Pick out each line in the items that contains the string "field".

Annotated element listings:
|---|

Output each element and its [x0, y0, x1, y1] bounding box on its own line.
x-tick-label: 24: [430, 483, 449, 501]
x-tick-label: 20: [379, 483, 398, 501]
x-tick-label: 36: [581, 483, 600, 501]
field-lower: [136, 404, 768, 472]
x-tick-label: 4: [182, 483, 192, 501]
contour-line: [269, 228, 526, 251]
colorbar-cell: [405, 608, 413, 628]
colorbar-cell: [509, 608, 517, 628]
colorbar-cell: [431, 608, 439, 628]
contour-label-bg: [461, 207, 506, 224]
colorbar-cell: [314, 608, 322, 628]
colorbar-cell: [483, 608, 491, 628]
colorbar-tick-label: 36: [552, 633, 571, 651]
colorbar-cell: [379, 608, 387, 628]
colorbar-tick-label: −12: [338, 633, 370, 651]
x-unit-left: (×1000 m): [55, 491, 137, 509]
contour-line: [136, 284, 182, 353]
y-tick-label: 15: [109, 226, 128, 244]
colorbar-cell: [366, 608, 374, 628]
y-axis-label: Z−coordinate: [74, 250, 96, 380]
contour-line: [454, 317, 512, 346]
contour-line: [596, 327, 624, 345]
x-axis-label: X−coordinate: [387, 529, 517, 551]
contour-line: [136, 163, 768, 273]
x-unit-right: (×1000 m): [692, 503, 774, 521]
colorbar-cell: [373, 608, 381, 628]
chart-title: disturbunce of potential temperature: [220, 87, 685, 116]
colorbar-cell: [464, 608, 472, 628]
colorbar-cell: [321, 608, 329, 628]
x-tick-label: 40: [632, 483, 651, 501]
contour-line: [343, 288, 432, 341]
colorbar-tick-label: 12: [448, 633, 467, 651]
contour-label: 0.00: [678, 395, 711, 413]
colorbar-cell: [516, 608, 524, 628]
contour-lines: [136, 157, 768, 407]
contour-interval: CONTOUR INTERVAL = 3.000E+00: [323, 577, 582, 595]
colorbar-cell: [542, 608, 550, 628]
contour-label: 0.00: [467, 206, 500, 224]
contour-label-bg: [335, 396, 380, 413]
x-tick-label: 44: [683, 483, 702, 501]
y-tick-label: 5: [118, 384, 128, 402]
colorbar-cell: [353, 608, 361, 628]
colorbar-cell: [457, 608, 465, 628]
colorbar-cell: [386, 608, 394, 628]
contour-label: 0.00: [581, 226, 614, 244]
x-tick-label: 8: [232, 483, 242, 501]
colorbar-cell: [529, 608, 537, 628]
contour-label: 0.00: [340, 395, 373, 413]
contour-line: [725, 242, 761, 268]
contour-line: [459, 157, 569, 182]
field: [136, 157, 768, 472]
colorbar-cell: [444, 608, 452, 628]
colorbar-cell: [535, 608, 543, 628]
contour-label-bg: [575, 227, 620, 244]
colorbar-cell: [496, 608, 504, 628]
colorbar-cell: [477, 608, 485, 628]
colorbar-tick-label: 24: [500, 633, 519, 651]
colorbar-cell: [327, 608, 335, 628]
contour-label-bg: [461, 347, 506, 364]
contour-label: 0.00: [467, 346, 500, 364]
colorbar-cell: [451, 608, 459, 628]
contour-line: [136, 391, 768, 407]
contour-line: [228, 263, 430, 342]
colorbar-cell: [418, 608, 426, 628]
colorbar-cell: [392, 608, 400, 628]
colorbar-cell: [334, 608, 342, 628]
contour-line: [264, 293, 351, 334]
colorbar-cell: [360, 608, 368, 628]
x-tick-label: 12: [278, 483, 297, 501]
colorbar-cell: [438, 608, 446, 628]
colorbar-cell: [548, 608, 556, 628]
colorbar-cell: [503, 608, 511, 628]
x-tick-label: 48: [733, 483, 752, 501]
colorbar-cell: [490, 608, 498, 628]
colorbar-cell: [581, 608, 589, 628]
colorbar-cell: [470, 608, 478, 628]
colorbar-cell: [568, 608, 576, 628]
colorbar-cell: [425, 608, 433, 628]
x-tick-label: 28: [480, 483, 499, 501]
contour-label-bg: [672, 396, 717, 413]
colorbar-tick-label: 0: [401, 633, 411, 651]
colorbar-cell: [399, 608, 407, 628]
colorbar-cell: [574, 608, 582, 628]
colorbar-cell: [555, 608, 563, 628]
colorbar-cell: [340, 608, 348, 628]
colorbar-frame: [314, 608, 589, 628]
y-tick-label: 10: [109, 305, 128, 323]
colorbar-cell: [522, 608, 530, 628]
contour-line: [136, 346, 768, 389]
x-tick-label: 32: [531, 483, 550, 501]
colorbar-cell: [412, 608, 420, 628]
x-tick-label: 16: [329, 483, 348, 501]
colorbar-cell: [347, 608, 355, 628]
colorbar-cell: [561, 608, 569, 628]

|---|

- COMPLETED TASK -
field-lower: [136, 404, 768, 472]
field: [136, 157, 768, 472]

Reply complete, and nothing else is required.